— Start TEXT EXTRACT —

We dated our way across Europe in 4 days to find the secret of romance
Oobah Butler embarks upon a four-day, four-country Euro odyssey in the name of love
British men go together with romance like Coco Pops and toothpaste; like Angel Delight and olive oil – we do it worse than anybody.
Where French guys can cook, we can upgrade your desktop to Windows 10. Where Spanish men can dance, we can recite every service station on the M1. We’re a bunch of well-meaning nitwits who learned their trade watching Love Actually, bumbling their way through relationships, saying all the wrong things at the wrong times. The worst part is, we had four decades of open travel within the European Union to put that right. Four decades of drinking in the same bars and sharing the same food as the most romantic people on Earth. Yet we didn’t bother picking up their languages, let alone the language of love.
Now, it’s 2018, we’re on the cusp of kissing Europe goodbye and staring into a sexless abyss. But what if I told you it didn’t have to be this way? What about, if on the eve of our hard and fast Brexit, I’ve devised a way of gleaning all we can from our neighbours before it’s too late?
And what if I told you it requires an epic quest?
It will not be straightforward though, dear reader. This trip is about as complicated and insane as, well, Brexit itself. A 3,000-mile, four countries in four nights, planes, trains and automobiles tour of Europe. It is Paris to Amsterdam, Amsterdam to Rome, Rome to Barcelona and Barcelona to London. It is going on a date with a local in each place. Meeting my suitors through Instagram, I’ll learn each city’s ways of love so that we, British men, can be saved.
Sounds spot on, right? So why, at 2am on the day of departure, am I sat on the edge of my bed, unable to swallow? I need spotting by an expert, so I badger my friend Thevi who works across Europe for dating app Happn.

— End TEXT EXTRACT —
— Start DATA ENTRIES —

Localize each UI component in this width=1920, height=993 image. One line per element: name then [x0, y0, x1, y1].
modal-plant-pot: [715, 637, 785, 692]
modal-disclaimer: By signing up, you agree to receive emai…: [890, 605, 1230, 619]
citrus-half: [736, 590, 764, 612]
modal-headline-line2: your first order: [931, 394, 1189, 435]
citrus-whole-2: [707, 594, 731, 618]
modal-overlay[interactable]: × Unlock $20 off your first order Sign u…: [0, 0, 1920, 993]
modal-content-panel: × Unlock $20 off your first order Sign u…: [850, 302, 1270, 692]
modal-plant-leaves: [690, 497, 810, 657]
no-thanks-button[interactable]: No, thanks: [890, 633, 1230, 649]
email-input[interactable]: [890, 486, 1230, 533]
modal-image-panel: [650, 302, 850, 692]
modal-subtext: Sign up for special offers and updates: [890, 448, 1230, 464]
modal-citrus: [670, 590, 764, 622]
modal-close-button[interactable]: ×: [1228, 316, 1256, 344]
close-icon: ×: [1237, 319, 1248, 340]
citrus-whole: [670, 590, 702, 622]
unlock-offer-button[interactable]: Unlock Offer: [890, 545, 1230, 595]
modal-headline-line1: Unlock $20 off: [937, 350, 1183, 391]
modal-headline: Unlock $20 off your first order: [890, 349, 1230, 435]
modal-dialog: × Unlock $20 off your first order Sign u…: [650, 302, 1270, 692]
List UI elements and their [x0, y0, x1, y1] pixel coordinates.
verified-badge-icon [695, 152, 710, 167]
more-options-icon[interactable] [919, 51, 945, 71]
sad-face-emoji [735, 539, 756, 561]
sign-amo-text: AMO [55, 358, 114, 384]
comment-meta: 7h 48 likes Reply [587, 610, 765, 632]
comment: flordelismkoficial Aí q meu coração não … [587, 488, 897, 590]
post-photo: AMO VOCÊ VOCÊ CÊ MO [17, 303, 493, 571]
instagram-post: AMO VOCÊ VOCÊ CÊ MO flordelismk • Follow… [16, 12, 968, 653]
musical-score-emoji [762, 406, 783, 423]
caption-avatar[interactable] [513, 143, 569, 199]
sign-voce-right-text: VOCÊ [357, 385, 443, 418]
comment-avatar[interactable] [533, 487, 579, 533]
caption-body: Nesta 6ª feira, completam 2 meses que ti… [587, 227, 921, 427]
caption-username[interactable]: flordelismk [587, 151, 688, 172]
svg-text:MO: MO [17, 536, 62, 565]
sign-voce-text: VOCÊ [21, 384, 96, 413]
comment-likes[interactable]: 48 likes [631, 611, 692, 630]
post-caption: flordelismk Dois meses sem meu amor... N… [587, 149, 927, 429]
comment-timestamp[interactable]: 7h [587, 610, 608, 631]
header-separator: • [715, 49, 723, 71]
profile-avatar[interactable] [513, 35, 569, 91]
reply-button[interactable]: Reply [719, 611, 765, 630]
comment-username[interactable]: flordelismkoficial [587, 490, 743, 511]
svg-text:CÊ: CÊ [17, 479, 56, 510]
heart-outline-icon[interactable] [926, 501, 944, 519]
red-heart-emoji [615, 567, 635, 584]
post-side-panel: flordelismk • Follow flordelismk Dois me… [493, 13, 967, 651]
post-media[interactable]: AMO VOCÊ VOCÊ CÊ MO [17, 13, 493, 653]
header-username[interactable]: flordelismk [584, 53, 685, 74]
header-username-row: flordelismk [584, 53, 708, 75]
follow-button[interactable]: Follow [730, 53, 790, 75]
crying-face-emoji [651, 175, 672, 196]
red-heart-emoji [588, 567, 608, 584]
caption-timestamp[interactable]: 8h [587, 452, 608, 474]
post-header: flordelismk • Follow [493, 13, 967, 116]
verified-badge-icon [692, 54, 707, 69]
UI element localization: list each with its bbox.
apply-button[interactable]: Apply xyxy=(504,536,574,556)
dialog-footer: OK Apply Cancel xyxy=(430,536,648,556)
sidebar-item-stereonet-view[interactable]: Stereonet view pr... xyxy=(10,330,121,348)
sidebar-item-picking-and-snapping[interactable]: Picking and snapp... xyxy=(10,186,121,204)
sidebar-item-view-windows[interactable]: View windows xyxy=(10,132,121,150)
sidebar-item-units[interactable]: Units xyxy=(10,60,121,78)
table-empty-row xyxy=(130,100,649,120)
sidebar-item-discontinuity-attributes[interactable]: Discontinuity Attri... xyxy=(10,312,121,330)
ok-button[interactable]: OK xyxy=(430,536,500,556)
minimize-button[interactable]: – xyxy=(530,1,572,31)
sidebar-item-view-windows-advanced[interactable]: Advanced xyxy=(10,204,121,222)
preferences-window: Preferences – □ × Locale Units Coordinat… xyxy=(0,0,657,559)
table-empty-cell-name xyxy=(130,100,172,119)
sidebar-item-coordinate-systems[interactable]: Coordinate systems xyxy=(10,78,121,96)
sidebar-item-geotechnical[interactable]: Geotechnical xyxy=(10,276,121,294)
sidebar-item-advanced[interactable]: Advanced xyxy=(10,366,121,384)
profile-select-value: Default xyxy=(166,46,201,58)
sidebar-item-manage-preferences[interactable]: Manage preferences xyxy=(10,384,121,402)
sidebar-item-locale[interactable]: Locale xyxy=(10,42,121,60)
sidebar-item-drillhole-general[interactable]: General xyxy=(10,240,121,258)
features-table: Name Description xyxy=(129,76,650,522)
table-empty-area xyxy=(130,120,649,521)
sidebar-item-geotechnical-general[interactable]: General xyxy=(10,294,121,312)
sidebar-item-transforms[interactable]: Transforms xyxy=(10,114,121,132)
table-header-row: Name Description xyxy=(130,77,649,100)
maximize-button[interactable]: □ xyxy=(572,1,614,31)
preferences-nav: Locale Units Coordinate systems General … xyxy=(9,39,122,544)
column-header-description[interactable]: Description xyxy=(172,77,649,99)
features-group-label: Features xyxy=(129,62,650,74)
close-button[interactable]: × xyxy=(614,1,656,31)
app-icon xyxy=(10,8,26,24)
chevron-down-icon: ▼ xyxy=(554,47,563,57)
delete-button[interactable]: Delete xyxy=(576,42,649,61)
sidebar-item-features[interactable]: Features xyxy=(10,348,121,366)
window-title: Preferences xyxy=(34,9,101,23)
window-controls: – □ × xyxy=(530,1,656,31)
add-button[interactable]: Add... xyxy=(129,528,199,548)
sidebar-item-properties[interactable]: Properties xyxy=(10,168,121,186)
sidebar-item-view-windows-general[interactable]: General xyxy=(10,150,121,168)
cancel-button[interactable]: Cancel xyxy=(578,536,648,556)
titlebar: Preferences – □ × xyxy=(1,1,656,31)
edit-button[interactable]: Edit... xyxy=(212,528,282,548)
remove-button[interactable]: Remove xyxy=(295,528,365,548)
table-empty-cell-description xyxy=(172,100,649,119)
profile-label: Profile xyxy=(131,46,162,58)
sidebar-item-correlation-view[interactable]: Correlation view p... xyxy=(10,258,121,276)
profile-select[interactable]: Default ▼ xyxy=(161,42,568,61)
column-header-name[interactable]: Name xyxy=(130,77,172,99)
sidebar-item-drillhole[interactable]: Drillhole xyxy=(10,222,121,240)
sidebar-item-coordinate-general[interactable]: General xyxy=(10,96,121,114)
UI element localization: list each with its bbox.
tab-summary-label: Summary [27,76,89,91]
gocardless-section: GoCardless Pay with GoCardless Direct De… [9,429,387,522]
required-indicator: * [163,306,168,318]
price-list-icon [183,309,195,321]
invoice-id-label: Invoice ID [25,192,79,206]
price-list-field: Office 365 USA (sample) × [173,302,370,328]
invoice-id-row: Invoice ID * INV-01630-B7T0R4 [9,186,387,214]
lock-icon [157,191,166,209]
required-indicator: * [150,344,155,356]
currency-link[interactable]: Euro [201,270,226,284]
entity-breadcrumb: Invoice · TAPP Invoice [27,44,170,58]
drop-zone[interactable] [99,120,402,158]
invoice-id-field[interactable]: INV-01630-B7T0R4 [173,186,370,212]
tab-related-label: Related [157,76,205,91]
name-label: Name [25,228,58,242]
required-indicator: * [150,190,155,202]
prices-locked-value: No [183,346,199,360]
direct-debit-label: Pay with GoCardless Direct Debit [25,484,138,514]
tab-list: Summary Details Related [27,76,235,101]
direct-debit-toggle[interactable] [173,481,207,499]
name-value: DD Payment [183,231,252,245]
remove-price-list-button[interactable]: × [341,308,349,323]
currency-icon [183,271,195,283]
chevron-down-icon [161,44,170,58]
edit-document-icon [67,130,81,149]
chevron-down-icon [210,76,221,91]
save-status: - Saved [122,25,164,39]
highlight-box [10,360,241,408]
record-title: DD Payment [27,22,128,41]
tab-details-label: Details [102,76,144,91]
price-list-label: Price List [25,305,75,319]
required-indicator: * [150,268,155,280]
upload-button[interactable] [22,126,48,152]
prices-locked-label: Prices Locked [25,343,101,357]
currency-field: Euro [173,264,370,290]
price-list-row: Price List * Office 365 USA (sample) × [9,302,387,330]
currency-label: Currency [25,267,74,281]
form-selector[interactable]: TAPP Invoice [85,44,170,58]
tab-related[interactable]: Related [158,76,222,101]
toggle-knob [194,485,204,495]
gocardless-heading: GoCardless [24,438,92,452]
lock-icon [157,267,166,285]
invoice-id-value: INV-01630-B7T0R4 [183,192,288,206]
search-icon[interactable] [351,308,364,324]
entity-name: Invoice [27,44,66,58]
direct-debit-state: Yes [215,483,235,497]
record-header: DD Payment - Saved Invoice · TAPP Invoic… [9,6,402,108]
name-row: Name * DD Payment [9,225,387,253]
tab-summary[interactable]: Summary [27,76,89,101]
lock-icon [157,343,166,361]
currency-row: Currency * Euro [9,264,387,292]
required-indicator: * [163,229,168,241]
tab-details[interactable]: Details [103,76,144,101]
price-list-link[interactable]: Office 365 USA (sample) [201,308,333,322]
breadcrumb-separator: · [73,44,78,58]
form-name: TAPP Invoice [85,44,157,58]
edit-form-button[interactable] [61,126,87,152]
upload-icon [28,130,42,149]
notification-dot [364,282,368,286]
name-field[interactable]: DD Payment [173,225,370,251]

— End DATA ENTRIES —

● **YOUR TASK**:
Write a continuation of the article about dating across Europe, beginning after its last sentence. The records are separate material and have nothing to do with the article.

● **RESPONSE**:
“When you date in another country,” Thevi texts, “you often want to get to know some locals to have a better look at the sights, surroundings and culture of that place. Keep it spontaneous. Always be yourself. And, depending on the culture, be aware of the traditional dos and don’ts!” she adds. “Oh and, seeing as you’re going to Paris first, know this: British men are French female users’ favourite nationality in-app ;).”
London to Paris
Like New York, Paris is strangely familiar. I’ve only been once before, and yet walking through its heart, I feel like I could draw a map of it. But this is no normal time to be here, my waiter says. Sat under a parasol on the Quai Malaquais watching rose gardens disappear, lampposts drown and oak trees waist-high in water, the Seine has risen to its highest level in a century.
“With any luck, it won’t stop rising.” I make a swimming action. He laughs. “It’s always a joke with you English.” This is affectionate, but I sense something deeper, so I ask.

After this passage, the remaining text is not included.